** WHAT YOU SHOULD DO **
Go through the listing and copy each line with the string "sociales".

** RECORDS FOR THIS EXERCISE **
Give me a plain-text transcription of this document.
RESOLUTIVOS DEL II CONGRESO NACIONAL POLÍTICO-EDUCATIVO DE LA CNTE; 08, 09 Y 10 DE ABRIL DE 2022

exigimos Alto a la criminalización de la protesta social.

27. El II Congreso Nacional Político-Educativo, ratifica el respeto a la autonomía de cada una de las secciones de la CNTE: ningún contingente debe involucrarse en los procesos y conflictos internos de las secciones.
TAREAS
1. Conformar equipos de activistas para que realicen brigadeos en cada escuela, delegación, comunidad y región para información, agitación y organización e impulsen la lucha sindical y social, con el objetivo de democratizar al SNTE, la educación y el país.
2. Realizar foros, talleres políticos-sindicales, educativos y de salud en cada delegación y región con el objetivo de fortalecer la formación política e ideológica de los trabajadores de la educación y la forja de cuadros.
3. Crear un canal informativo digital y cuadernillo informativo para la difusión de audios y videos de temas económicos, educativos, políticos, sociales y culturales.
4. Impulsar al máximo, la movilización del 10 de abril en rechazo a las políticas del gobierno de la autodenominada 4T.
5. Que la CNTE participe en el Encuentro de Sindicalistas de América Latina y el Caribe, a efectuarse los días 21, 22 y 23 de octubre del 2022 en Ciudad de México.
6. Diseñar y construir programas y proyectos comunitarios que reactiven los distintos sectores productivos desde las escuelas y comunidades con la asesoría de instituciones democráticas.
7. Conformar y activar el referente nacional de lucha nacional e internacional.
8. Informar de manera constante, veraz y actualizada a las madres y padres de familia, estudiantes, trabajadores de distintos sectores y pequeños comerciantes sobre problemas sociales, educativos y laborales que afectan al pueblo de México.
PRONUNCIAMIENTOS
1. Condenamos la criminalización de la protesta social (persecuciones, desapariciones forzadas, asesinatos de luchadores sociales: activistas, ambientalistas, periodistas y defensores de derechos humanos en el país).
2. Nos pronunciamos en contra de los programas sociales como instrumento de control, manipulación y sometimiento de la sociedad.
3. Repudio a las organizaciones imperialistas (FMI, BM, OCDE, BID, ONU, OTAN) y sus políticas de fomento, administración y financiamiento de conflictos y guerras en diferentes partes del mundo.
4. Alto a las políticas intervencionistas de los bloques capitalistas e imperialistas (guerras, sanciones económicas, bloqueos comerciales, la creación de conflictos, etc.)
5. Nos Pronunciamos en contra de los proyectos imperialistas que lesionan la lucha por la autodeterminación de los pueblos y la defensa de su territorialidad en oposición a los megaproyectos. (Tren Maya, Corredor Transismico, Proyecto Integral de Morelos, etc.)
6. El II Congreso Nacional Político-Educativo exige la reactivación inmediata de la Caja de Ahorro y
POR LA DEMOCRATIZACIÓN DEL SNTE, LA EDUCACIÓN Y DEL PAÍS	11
* * *
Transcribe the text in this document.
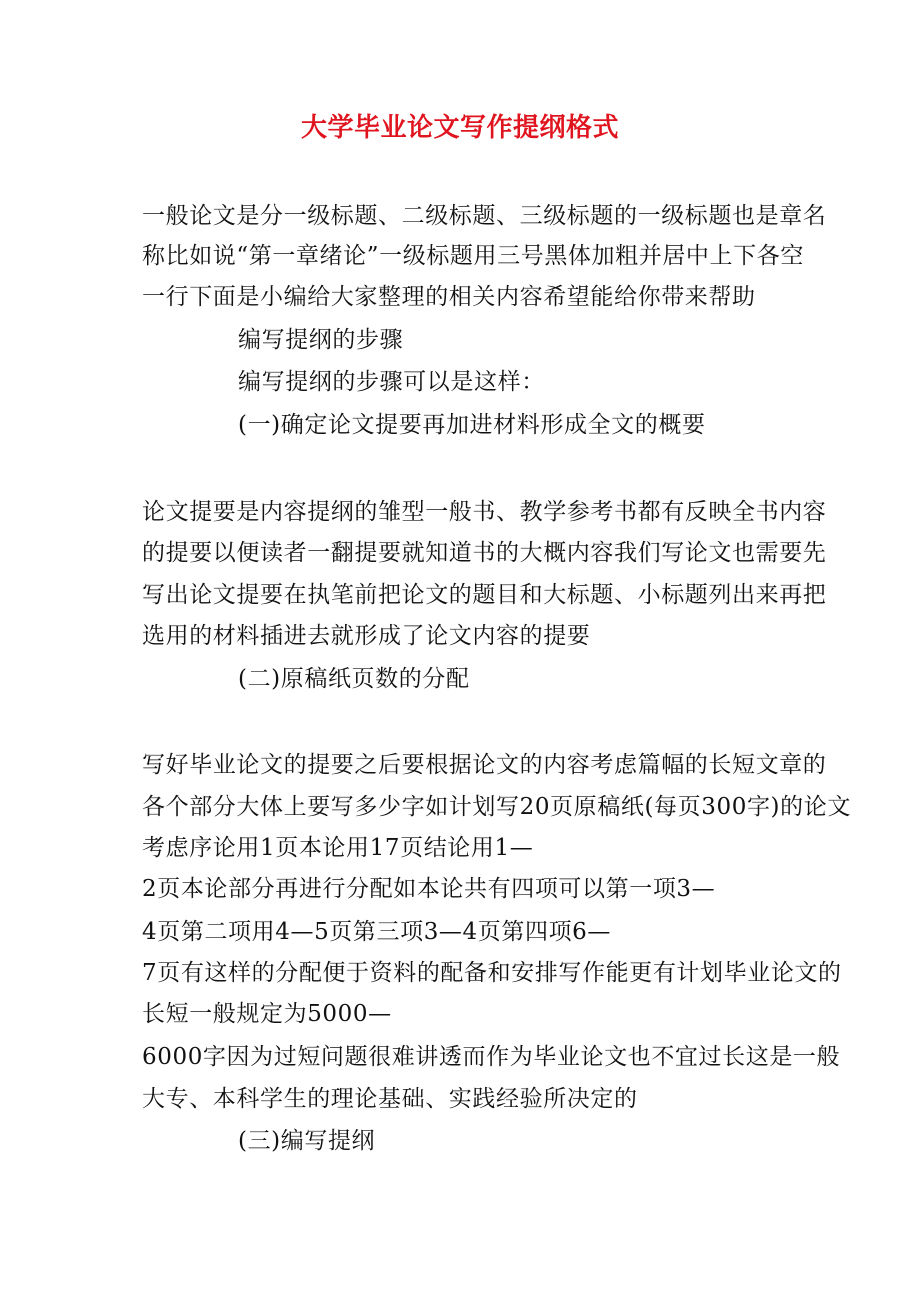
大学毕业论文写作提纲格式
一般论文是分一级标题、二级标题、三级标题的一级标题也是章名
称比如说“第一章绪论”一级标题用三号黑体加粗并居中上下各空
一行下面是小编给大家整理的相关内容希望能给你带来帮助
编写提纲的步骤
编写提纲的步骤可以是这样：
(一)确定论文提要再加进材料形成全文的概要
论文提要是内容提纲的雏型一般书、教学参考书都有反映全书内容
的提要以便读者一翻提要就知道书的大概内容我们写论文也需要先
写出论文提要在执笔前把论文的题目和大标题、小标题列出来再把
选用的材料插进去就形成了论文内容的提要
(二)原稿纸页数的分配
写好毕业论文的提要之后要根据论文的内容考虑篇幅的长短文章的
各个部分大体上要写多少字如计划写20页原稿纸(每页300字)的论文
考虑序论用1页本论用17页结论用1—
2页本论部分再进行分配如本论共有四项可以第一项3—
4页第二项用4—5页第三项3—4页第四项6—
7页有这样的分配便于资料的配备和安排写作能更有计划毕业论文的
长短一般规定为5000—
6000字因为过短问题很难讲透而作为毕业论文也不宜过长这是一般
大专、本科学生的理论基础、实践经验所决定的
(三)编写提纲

** EXERCISE SOLUTION **
3. Crear un canal informativo digital y cuadernillo informativo para la difusión de audios y videos de temas económicos, educativos, políticos, sociales y culturales.
8. Informar de manera constante, veraz y actualizada a las madres y padres de familia, estudiantes, trabajadores de distintos sectores y pequeños comerciantes sobre problemas sociales, educativos y laborales que afectan al pueblo de México.
1. Condenamos la criminalización de la protesta social (persecuciones, desapariciones forzadas, asesinatos de luchadores sociales: activistas, ambientalistas, periodistas y defensores de derechos humanos en el país).
2. Nos pronunciamos en contra de los programas sociales como instrumento de control, manipulación y sometimiento de la sociedad.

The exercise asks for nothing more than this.